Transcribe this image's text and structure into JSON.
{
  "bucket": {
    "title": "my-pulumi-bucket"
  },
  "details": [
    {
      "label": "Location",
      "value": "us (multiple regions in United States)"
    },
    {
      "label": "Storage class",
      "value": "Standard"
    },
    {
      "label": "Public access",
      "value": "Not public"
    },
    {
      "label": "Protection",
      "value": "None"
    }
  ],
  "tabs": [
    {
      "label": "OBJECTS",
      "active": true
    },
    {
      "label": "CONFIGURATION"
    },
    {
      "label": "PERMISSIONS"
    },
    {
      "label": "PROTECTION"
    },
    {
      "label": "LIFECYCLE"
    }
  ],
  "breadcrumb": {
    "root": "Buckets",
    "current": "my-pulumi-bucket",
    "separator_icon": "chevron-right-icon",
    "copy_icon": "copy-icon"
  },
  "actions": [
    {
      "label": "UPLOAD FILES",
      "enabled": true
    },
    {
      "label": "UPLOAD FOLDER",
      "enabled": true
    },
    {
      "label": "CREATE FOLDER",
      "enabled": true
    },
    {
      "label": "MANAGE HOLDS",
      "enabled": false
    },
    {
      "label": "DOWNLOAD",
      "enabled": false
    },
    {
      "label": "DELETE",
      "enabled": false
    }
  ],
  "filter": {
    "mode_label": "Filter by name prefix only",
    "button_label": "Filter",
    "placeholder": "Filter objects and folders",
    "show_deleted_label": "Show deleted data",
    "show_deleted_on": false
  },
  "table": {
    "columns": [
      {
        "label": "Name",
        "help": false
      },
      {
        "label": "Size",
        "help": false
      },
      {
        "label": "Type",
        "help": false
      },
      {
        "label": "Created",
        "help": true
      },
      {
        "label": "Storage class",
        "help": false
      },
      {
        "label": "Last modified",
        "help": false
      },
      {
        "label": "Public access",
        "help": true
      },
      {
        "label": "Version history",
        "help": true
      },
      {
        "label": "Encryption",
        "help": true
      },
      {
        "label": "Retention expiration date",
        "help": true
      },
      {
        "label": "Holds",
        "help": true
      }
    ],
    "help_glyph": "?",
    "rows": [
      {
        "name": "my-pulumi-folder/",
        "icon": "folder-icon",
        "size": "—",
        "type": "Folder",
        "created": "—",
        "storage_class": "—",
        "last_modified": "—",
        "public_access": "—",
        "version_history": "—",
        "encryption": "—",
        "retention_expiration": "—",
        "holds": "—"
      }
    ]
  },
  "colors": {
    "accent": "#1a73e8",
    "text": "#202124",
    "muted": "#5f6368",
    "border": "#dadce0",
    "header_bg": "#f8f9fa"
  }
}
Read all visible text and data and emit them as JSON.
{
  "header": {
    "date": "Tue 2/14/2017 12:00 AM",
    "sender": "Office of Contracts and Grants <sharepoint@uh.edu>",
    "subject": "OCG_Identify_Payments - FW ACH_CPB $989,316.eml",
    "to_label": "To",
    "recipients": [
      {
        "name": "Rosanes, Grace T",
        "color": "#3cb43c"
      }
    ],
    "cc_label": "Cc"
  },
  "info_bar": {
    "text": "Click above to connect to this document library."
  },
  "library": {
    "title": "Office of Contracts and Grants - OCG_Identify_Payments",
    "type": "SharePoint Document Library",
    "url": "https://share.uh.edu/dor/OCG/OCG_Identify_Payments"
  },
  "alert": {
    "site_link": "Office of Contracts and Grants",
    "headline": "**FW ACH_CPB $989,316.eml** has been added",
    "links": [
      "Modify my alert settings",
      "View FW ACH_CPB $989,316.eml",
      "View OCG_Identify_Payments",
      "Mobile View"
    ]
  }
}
--- --- ---
Scan the lines above for "View", then copy every one that has it.

      "View FW ACH_CPB $989,316.eml",
      "View OCG_Identify_Payments",
      "Mobile View"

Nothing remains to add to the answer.